▶ Stored records

►

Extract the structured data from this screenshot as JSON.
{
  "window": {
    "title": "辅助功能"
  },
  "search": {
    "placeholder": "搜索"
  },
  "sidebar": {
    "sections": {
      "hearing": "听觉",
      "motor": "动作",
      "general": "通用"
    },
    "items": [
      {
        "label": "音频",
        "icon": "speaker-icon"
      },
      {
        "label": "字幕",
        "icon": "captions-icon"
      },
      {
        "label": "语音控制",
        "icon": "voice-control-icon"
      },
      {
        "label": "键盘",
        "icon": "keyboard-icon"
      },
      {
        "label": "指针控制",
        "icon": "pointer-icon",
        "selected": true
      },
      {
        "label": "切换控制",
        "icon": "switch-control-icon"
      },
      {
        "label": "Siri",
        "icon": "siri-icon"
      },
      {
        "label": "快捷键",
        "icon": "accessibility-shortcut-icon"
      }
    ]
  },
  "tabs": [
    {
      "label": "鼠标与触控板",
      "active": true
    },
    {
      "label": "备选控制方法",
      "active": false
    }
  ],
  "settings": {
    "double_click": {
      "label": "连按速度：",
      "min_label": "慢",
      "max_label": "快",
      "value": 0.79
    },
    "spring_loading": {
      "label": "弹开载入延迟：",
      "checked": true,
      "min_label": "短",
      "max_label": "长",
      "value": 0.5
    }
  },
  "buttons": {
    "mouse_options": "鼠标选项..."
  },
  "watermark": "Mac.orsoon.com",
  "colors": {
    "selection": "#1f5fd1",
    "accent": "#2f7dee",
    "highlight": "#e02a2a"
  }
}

◄

Return the entries in full, keeping every line exactly as it is.

Extract the structured data from this screenshot as JSON.
{
  "window": {
    "title": "辅助功能"
  },
  "search": {
    "placeholder": "搜索"
  },
  "sidebar": {
    "sections": {
      "hearing": "听觉",
      "motor": "动作",
      "general": "通用"
    },
    "items": [
      {
        "label": "音频",
        "icon": "speaker-icon"
      },
      {
        "label": "字幕",
        "icon": "captions-icon"
      },
      {
        "label": "语音控制",
        "icon": "voice-control-icon"
      },
      {
        "label": "键盘",
        "icon": "keyboard-icon"
      },
      {
        "label": "指针控制",
        "icon": "pointer-icon",
        "selected": true
      },
      {
        "label": "切换控制",
        "icon": "switch-control-icon"
      },
      {
        "label": "Siri",
        "icon": "siri-icon"
      },
      {
        "label": "快捷键",
        "icon": "accessibility-shortcut-icon"
      }
    ]
  },
  "tabs": [
    {
      "label": "鼠标与触控板",
      "active": true
    },
    {
      "label": "备选控制方法",
      "active": false
    }
  ],
  "settings": {
    "double_click": {
      "label": "连按速度：",
      "min_label": "慢",
      "max_label": "快",
      "value": 0.79
    },
    "spring_loading": {
      "label": "弹开载入延迟：",
      "checked": true,
      "min_label": "短",
      "max_label": "长",
      "value": 0.5
    }
  },
  "buttons": {
    "mouse_options": "鼠标选项..."
  },
  "watermark": "Mac.orsoon.com",
  "colors": {
    "selection": "#1f5fd1",
    "accent": "#2f7dee",
    "highlight": "#e02a2a"
  }
}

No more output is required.